Filter for the word "settings" and keep each matching line.

§ **DATA RECORDS**
>> Start

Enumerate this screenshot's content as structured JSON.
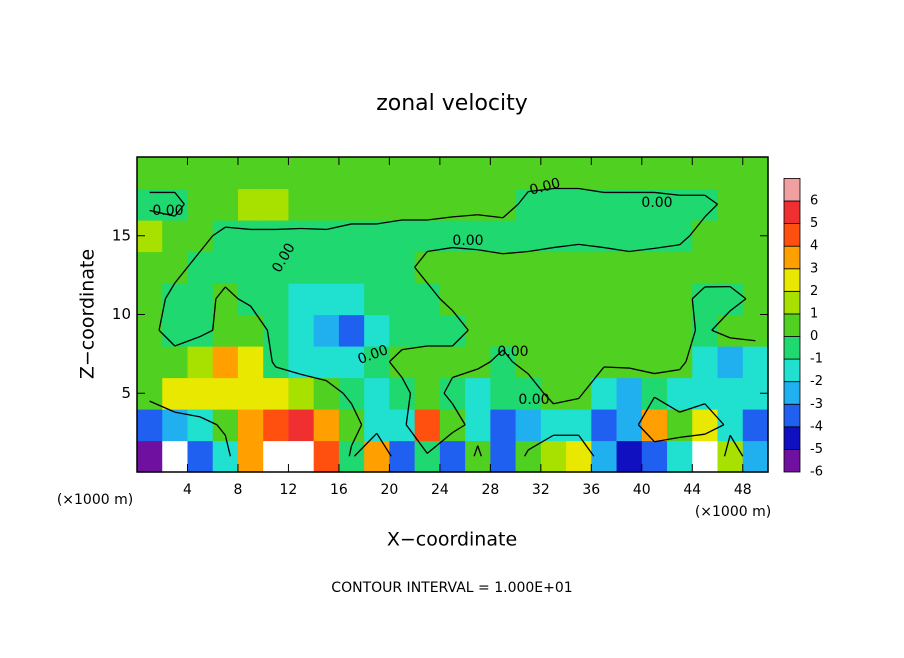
{
  "chart_data": {
    "type": "contour",
    "title": "zonal velocity",
    "x_label": "X−coordinate",
    "y_label": "Z−coordinate",
    "x_unit": "(×1000 m)",
    "y_unit": "(×1000 m)",
    "footer": "CONTOUR INTERVAL = 1.000E+01",
    "xlim": [
      0,
      50
    ],
    "ylim": [
      0,
      20
    ],
    "xticks": [
      4,
      8,
      12,
      16,
      20,
      24,
      28,
      32,
      36,
      40,
      44,
      48
    ],
    "yticks": [
      5,
      10,
      15
    ],
    "x": [
      1,
      3,
      5,
      7,
      9,
      11,
      13,
      15,
      17,
      19,
      21,
      23,
      25,
      27,
      29,
      31,
      33,
      35,
      37,
      39,
      41,
      43,
      45,
      47,
      49
    ],
    "y": [
      1,
      3,
      5,
      7,
      9,
      11,
      13,
      15,
      17,
      19
    ],
    "z": [
      [
        -5,
        -7,
        -3,
        -1,
        4,
        7,
        8,
        5,
        -0.5,
        4,
        -3,
        -0.5,
        -3,
        0.5,
        -3,
        0.5,
        2,
        3,
        -2,
        -4,
        -3,
        -1.5,
        -7,
        2,
        -2
      ],
      [
        -3,
        -2,
        -1,
        0.5,
        4,
        5,
        6,
        4,
        1,
        -1.5,
        -1,
        5,
        1,
        -1,
        -3,
        -2,
        -1,
        -1.5,
        -3.5,
        -2,
        3.5,
        1,
        3,
        -1,
        -3
      ],
      [
        1,
        3,
        3,
        2.5,
        3,
        2.5,
        1.5,
        1,
        -0.5,
        -1,
        -0.5,
        1,
        -0.5,
        -1,
        -0.5,
        -0.8,
        0.5,
        0.3,
        -1.5,
        -2,
        -0.5,
        -1.5,
        -1.5,
        -1,
        -1.5
      ],
      [
        0.5,
        0.5,
        2,
        3.5,
        3,
        -0.5,
        -1,
        -1.5,
        -1,
        -0.5,
        0.5,
        0.3,
        0.5,
        0.3,
        -0.3,
        0.5,
        0.3,
        0.3,
        0.3,
        0.5,
        0.3,
        0.5,
        -1.5,
        -2.5,
        -1
      ],
      [
        0.3,
        -0.5,
        -0.5,
        0.5,
        1,
        -0.5,
        -1,
        -2,
        -3,
        -1.5,
        -0.8,
        -0.3,
        -0.5,
        0.3,
        0.5,
        0.3,
        0.5,
        0.8,
        0.5,
        0.3,
        0.5,
        0.5,
        -0.3,
        0.8,
        0.5
      ],
      [
        0.5,
        -0.3,
        -0.5,
        0.3,
        -0.3,
        -0.8,
        -1,
        -1.2,
        -1.5,
        -0.8,
        -0.5,
        -0.3,
        0.3,
        0.3,
        0.5,
        0.3,
        0.3,
        0.3,
        0.3,
        0.5,
        0.3,
        0.3,
        -0.3,
        -0.5,
        0.3
      ],
      [
        0.5,
        0.3,
        -0.3,
        -0.5,
        -0.5,
        -0.5,
        -0.8,
        -0.5,
        -0.3,
        -0.3,
        -0.3,
        0.3,
        0.5,
        0.5,
        0.3,
        0.3,
        0.5,
        0.8,
        0.5,
        0.3,
        0.3,
        0.5,
        0.5,
        0.8,
        1
      ],
      [
        1.2,
        0.5,
        0.3,
        -0.3,
        -0.3,
        -0.3,
        -0.3,
        -0.2,
        -0.3,
        -0.3,
        -0.3,
        -0.3,
        -0.3,
        -0.4,
        -0.4,
        -0.3,
        -0.3,
        -0.3,
        -0.3,
        -0.3,
        -0.2,
        -0.2,
        0.3,
        0.5,
        0.8
      ],
      [
        -0.3,
        -0.3,
        0.5,
        0.8,
        1.2,
        1.2,
        1,
        0.8,
        0.5,
        0.5,
        0.3,
        0.3,
        0.2,
        0.2,
        0.3,
        -0.2,
        -0.3,
        -0.3,
        -0.3,
        -0.3,
        -0.3,
        -0.2,
        -0.2,
        0.2,
        0.5
      ],
      [
        0.5,
        0.5,
        0.5,
        0.5,
        0.8,
        0.8,
        0.8,
        0.5,
        0.3,
        0.3,
        0.5,
        0.5,
        0.3,
        0.3,
        0.3,
        0.3,
        0.3,
        0.3,
        0.5,
        0.5,
        0.5,
        0.5,
        0.5,
        0.5,
        0.5
      ]
    ],
    "levels": [
      -6,
      -5,
      -4,
      -3,
      -2,
      -1,
      0,
      1,
      2,
      3,
      4,
      5,
      6
    ],
    "colors": [
      "#7010a0",
      "#1010c0",
      "#2060f0",
      "#20b0f0",
      "#20e0d0",
      "#20d870",
      "#50d020",
      "#a8e000",
      "#e8e800",
      "#ffa000",
      "#ff5010",
      "#f03030",
      "#f0a0a0"
    ],
    "out_of_range_color": "#ffffff",
    "contour_level": 0,
    "contour_labels": [
      "0.00",
      "0.00",
      "0.00",
      "0.00",
      "0.00",
      "0.00",
      "0.00",
      "0.00"
    ]
  }
}
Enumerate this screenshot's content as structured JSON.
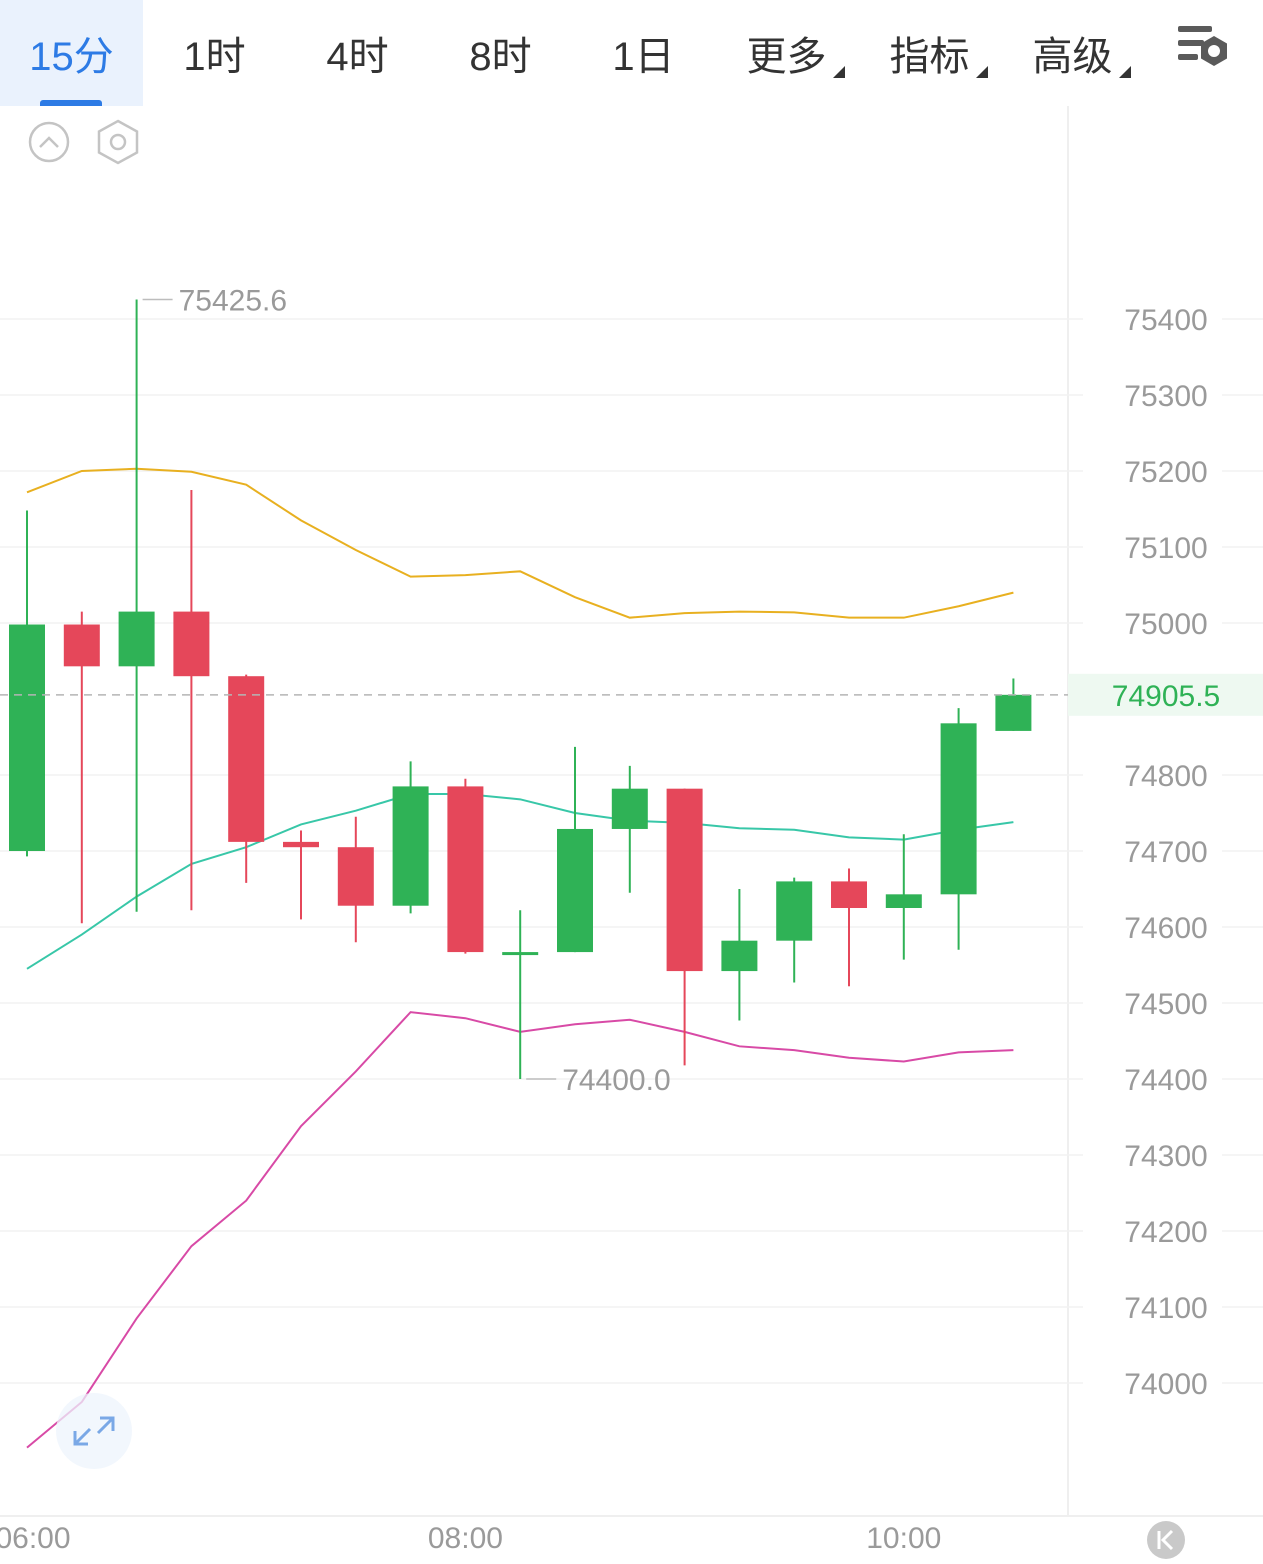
{
  "tabs": [
    {
      "label": "15分",
      "active": true,
      "dropdown": false
    },
    {
      "label": "1时",
      "active": false,
      "dropdown": false
    },
    {
      "label": "4时",
      "active": false,
      "dropdown": false
    },
    {
      "label": "8时",
      "active": false,
      "dropdown": false
    },
    {
      "label": "1日",
      "active": false,
      "dropdown": false
    },
    {
      "label": "更多",
      "active": false,
      "dropdown": true
    },
    {
      "label": "指标",
      "active": false,
      "dropdown": true
    },
    {
      "label": "高级",
      "active": false,
      "dropdown": true
    }
  ],
  "icons": {
    "settings": "chart-settings-icon",
    "collapse": "chevron-up-icon",
    "hexagon": "hexagon-settings-icon",
    "expand": "expand-icon",
    "scroll_latest": "scroll-latest-icon"
  },
  "colors": {
    "up": "#2fb256",
    "down": "#e5475a",
    "accent": "#2d7be5",
    "upper_band": "#e8b020",
    "middle_band": "#38c7a8",
    "lower_band": "#d84aa6"
  },
  "chart_data": {
    "type": "candlestick",
    "y_range": [
      73825,
      75575
    ],
    "y_ticks": [
      75400,
      75300,
      75200,
      75100,
      75000,
      74800,
      74700,
      74600,
      74500,
      74400,
      74300,
      74200,
      74100,
      74000
    ],
    "x_ticks": [
      {
        "label": "06:00",
        "index": 0
      },
      {
        "label": "08:00",
        "index": 8
      },
      {
        "label": "10:00",
        "index": 16
      }
    ],
    "candles": [
      {
        "open": 74700,
        "high": 75148,
        "low": 74693,
        "close": 74998
      },
      {
        "open": 74998,
        "high": 75015,
        "low": 74605,
        "close": 74943
      },
      {
        "open": 74943,
        "high": 75425.6,
        "low": 74620,
        "close": 75015
      },
      {
        "open": 75015,
        "high": 75175,
        "low": 74622,
        "close": 74930
      },
      {
        "open": 74930,
        "high": 74932,
        "low": 74658,
        "close": 74712
      },
      {
        "open": 74712,
        "high": 74727,
        "low": 74610,
        "close": 74705
      },
      {
        "open": 74705,
        "high": 74745,
        "low": 74580,
        "close": 74628
      },
      {
        "open": 74628,
        "high": 74818,
        "low": 74618,
        "close": 74785
      },
      {
        "open": 74785,
        "high": 74795,
        "low": 74565,
        "close": 74567
      },
      {
        "open": 74567,
        "high": 74622,
        "low": 74400.0,
        "close": 74567
      },
      {
        "open": 74567,
        "high": 74837,
        "low": 74567,
        "close": 74729
      },
      {
        "open": 74729,
        "high": 74812,
        "low": 74645,
        "close": 74782
      },
      {
        "open": 74782,
        "high": 74782,
        "low": 74418,
        "close": 74542
      },
      {
        "open": 74542,
        "high": 74650,
        "low": 74477,
        "close": 74582
      },
      {
        "open": 74582,
        "high": 74665,
        "low": 74527,
        "close": 74660
      },
      {
        "open": 74660,
        "high": 74677,
        "low": 74522,
        "close": 74625
      },
      {
        "open": 74625,
        "high": 74722,
        "low": 74557,
        "close": 74643
      },
      {
        "open": 74643,
        "high": 74888,
        "low": 74570,
        "close": 74868
      },
      {
        "open": 74858,
        "high": 74927,
        "low": 74858,
        "close": 74905.5
      }
    ],
    "bands": {
      "upper": [
        75172,
        75200,
        75203,
        75199,
        75182,
        75135,
        75096,
        75061,
        75063,
        75068,
        75034,
        75007,
        75013,
        75015,
        75014,
        75007,
        75007,
        75022,
        75040
      ],
      "middle": [
        74545,
        74590,
        74640,
        74683,
        74705,
        74735,
        74753,
        74775,
        74775,
        74768,
        74750,
        74740,
        74737,
        74730,
        74728,
        74718,
        74715,
        74728,
        74738
      ],
      "lower": [
        73915,
        73975,
        74085,
        74180,
        74240,
        74338,
        74410,
        74488,
        74480,
        74462,
        74472,
        74478,
        74462,
        74443,
        74438,
        74428,
        74423,
        74435,
        74438
      ]
    },
    "annotations": {
      "high_label": "75425.6",
      "low_label": "74400.0",
      "last_price": "74905.5"
    }
  }
}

>> End

§ **ANSWER BELOW**
    "settings": "chart-settings-icon",
    "hexagon": "hexagon-settings-icon",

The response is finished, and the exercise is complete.